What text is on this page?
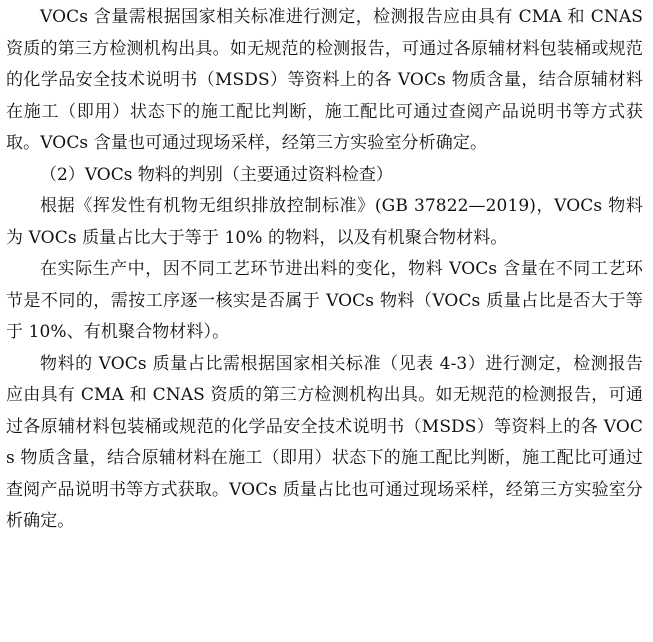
VOCs 含量需根据国家相关标准进行测定，检测报告应由具有 CMA 和 CNAS 资质的第三方检测机构出具。如无规范的检测报告，可通过各原辅材料包装桶或规范的化学品安全技术说明书（MSDS）等资料上的各 VOCs 物质含量，结合原辅材料在施工（即用）状态下的施工配比判断，施工配比可通过查阅产品说明书等方式获取。VOCs 含量也可通过现场采样，经第三方实验室分析确定。

（2）VOCs 物料的判别（主要通过资料检查）

根据《挥发性有机物无组织排放控制标准》(GB 37822—2019)，VOCs 物料为 VOCs 质量占比大于等于 10% 的物料，以及有机聚合物材料。

在实际生产中，因不同工艺环节进出料的变化，物料 VOCs 含量在不同工艺环节是不同的，需按工序逐一核实是否属于 VOCs 物料（VOCs 质量占比是否大于等于 10%、有机聚合物材料）。

物料的 VOCs 质量占比需根据国家相关标准（见表 4-3）进行测定，检测报告应由具有 CMA 和 CNAS 资质的第三方检测机构出具。如无规范的检测报告，可通过各原辅材料包装桶或规范的化学品安全技术说明书（MSDS）等资料上的各 VOCs 物质含量，结合原辅材料在施工（即用）状态下的施工配比判断，施工配比可通过查阅产品说明书等方式获取。VOCs 质量占比也可通过现场采样，经第三方实验室分析确定。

################

**Written request**.
Quote every record above exactly, leaving out any pictures.

**Output of the exercise**.
What text is on this page?
VOCs 含量需根据国家相关标准进行测定，检测报告应由具有 CMA 和 CNAS 资质的第三方检测机构出具。如无规范的检测报告，可通过各原辅材料包装桶或规范的化学品安全技术说明书（MSDS）等资料上的各 VOCs 物质含量，结合原辅材料在施工（即用）状态下的施工配比判断，施工配比可通过查阅产品说明书等方式获取。VOCs 含量也可通过现场采样，经第三方实验室分析确定。

（2）VOCs 物料的判别（主要通过资料检查）

根据《挥发性有机物无组织排放控制标准》(GB 37822—2019)，VOCs 物料为 VOCs 质量占比大于等于 10% 的物料，以及有机聚合物材料。

在实际生产中，因不同工艺环节进出料的变化，物料 VOCs 含量在不同工艺环节是不同的，需按工序逐一核实是否属于 VOCs 物料（VOCs 质量占比是否大于等于 10%、有机聚合物材料）。

物料的 VOCs 质量占比需根据国家相关标准（见表 4-3）进行测定，检测报告应由具有 CMA 和 CNAS 资质的第三方检测机构出具。如无规范的检测报告，可通过各原辅材料包装桶或规范的化学品安全技术说明书（MSDS）等资料上的各 VOCs 物质含量，结合原辅材料在施工（即用）状态下的施工配比判断，施工配比可通过查阅产品说明书等方式获取。VOCs 质量占比也可通过现场采样，经第三方实验室分析确定。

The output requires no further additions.